## Given task
Wherever a line holds the string "this", copy that line.
------ Data rows
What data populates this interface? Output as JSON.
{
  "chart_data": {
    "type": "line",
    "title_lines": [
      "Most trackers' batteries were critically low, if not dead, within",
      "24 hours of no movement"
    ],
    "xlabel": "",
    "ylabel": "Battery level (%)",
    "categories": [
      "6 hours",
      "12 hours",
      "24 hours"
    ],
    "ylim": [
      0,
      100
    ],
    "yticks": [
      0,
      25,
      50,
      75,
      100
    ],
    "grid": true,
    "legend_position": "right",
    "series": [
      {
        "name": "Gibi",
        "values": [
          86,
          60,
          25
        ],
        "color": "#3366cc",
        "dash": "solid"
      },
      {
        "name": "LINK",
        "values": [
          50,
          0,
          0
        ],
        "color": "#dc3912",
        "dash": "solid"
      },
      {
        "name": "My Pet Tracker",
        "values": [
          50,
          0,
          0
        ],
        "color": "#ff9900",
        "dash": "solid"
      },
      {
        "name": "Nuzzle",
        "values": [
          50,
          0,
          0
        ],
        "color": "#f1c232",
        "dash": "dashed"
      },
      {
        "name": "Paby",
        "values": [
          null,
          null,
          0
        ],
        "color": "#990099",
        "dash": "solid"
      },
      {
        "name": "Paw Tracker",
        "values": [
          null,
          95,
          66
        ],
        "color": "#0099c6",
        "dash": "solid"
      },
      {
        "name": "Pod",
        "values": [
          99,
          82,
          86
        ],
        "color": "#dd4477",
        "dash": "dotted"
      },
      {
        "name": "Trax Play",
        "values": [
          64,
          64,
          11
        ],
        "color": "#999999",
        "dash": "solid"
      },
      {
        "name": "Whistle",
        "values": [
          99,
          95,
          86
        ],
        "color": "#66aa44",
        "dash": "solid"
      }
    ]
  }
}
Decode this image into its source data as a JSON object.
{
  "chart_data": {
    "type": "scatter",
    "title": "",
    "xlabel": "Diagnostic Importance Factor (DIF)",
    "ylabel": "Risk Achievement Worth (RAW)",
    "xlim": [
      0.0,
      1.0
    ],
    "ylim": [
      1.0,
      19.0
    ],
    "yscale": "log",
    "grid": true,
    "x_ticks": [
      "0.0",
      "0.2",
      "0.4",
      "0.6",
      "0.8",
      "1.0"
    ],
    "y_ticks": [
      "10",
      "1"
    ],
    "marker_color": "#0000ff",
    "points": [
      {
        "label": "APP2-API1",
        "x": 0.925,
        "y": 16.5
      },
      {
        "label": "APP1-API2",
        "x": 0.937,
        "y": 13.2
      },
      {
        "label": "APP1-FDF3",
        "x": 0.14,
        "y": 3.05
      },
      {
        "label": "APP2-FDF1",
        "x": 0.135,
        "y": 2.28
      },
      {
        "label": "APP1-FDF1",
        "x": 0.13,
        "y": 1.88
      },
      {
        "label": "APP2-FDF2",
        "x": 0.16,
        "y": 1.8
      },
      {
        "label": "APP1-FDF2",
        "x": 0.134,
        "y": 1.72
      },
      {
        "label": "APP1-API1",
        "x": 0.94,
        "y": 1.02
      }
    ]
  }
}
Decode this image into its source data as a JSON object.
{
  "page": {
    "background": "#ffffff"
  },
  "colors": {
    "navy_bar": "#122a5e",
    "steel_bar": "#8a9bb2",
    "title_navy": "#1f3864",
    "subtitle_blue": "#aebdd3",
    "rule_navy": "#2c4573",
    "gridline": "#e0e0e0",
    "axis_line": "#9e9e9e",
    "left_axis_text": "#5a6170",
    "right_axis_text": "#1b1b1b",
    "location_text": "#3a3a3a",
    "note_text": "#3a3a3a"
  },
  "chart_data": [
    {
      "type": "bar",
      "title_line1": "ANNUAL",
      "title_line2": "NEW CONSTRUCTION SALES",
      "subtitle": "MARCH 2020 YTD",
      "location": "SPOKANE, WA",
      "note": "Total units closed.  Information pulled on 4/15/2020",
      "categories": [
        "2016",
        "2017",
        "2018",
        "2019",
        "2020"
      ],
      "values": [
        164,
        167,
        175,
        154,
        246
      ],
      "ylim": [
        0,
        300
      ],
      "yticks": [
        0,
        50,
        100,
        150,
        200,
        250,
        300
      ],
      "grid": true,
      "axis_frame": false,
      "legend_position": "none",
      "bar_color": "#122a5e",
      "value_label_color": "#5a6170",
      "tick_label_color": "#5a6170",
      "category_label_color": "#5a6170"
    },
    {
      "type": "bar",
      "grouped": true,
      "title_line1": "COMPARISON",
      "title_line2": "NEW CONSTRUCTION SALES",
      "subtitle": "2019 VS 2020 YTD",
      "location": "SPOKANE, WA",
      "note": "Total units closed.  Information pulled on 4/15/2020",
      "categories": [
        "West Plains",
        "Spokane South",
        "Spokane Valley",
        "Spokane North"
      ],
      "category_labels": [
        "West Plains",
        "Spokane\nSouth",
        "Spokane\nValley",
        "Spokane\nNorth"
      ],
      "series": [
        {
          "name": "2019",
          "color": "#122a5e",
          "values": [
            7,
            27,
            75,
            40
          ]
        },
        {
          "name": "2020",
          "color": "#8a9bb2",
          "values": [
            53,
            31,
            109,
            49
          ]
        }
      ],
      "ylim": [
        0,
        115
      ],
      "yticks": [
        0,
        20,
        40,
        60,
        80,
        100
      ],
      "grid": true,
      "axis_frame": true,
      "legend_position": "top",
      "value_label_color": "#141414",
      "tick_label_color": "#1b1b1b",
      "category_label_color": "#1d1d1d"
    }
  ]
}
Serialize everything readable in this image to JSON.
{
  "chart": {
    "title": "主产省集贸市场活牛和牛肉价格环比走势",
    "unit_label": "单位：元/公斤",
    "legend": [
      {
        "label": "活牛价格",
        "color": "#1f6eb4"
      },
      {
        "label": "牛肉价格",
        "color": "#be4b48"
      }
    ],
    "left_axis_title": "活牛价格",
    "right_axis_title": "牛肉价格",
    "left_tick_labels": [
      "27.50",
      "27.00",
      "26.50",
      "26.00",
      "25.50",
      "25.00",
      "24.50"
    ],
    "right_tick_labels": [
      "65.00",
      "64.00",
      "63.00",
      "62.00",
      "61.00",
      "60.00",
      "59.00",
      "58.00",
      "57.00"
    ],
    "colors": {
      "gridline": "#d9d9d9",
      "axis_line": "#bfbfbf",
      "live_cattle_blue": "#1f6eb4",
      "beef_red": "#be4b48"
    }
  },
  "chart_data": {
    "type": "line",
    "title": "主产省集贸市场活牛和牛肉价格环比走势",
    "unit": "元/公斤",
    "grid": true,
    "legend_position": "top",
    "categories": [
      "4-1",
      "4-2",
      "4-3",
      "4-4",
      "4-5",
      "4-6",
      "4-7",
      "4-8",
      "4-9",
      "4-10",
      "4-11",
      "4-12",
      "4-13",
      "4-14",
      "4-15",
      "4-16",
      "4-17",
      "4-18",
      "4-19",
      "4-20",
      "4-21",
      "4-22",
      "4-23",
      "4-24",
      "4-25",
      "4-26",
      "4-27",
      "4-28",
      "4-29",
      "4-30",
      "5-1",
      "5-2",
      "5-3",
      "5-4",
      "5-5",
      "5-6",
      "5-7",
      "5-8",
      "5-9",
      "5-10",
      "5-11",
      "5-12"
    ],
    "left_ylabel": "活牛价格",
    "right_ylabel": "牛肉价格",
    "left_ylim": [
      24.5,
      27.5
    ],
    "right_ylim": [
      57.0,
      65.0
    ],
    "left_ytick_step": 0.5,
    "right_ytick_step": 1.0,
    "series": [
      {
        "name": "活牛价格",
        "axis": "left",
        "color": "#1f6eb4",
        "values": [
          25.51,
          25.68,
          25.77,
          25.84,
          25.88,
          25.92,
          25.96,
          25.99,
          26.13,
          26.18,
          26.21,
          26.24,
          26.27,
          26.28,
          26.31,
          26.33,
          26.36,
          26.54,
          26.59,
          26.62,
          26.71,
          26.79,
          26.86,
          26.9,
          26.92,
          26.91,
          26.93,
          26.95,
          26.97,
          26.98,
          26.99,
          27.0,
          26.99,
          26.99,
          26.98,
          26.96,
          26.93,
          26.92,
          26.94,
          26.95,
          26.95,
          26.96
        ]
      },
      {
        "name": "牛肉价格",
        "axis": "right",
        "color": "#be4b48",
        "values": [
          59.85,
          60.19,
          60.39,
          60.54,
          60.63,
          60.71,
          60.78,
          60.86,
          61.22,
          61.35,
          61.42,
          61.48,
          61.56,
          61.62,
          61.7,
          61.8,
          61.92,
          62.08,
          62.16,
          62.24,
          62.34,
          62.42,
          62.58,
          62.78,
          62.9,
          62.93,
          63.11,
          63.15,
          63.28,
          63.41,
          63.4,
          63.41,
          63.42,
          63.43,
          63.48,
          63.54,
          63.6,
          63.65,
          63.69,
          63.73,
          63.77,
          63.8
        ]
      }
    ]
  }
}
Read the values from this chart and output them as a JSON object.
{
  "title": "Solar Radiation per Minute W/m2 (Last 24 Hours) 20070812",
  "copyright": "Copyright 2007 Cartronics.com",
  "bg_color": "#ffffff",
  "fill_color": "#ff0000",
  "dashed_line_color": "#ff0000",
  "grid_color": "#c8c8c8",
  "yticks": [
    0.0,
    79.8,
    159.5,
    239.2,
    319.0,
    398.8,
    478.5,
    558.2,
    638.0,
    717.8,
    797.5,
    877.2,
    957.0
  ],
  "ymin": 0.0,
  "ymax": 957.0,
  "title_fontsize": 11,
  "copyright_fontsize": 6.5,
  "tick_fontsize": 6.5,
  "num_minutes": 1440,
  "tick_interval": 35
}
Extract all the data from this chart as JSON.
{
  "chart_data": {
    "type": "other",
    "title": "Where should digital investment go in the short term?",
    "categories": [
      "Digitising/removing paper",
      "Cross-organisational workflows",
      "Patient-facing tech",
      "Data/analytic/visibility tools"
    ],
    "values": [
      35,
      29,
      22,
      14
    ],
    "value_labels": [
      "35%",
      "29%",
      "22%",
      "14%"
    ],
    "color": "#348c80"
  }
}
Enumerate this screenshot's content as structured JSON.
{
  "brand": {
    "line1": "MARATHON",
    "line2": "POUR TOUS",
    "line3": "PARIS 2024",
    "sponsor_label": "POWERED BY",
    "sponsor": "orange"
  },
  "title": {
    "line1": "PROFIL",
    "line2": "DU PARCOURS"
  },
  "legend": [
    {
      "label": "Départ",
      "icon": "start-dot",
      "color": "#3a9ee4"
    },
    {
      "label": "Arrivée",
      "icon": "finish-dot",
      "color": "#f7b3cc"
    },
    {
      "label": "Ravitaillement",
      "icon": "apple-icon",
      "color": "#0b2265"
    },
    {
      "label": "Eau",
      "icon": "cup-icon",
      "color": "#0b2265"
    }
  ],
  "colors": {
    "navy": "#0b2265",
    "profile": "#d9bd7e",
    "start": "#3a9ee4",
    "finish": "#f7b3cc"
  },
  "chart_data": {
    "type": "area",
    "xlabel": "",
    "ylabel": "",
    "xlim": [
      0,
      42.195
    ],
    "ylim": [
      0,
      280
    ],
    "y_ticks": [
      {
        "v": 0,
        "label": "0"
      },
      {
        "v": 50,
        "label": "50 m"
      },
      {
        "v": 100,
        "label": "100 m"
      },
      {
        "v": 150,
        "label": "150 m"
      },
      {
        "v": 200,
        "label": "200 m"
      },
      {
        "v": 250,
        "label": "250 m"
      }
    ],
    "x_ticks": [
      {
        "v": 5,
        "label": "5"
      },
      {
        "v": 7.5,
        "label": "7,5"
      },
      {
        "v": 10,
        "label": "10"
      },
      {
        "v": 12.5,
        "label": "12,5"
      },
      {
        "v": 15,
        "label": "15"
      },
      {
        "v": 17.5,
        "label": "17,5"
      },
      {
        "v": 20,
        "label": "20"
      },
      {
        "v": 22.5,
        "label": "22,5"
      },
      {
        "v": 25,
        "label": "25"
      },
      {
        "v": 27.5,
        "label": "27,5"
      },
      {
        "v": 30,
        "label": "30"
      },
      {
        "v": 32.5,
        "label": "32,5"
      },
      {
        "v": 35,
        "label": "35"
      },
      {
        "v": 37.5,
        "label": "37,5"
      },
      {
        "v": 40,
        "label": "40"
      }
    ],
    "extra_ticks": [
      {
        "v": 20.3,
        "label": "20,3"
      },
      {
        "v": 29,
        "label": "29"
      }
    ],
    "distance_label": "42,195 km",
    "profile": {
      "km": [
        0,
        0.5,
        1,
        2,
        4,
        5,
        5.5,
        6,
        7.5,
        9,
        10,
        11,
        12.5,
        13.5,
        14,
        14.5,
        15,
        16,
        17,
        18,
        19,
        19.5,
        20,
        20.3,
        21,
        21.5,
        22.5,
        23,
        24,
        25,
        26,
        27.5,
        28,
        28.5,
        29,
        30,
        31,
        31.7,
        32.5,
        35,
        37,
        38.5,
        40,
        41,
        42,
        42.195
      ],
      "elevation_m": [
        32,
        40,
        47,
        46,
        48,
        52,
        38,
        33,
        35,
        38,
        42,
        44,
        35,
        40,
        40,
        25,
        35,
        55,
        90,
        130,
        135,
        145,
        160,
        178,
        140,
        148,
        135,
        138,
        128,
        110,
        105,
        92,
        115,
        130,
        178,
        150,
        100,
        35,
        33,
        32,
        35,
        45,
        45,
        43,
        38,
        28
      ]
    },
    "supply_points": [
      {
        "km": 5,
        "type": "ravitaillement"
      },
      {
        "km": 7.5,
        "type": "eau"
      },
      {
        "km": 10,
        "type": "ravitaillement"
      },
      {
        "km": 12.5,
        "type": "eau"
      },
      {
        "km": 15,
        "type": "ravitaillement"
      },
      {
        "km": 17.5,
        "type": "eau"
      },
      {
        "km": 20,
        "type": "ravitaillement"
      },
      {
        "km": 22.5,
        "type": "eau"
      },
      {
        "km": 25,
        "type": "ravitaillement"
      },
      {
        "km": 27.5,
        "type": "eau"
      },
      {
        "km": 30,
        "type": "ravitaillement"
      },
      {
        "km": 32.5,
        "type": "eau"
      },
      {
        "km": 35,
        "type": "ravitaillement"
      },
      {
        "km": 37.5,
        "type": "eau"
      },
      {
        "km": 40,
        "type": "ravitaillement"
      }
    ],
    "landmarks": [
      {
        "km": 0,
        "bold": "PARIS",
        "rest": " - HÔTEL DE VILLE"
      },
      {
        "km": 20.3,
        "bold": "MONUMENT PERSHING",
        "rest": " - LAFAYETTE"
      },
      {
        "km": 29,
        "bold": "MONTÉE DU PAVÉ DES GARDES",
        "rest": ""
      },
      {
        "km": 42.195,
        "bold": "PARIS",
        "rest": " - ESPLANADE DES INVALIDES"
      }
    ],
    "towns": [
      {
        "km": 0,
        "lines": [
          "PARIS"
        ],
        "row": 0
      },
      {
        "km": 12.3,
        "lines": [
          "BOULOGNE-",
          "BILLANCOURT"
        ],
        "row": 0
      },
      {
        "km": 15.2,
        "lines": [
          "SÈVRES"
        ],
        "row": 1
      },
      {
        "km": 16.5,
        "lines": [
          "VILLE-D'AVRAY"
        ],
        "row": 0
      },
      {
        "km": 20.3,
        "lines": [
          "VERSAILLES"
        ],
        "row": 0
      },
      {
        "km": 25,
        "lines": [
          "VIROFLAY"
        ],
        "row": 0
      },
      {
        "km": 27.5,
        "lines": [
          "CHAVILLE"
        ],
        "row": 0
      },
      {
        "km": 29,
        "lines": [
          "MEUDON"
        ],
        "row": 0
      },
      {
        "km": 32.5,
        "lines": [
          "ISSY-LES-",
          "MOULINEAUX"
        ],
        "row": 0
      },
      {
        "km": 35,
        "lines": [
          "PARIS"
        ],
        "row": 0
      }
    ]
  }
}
------------
## Result of the task
What data populates this interface? Output as JSON.
Decode this image into its source data as a JSON object.
Decode this image into its source data as a JSON object.
Serialize everything readable in this image to JSON.
Read the values from this chart and output them as a JSON object.
Extract all the data from this chart as JSON.
Enumerate this screenshot's content as structured JSON.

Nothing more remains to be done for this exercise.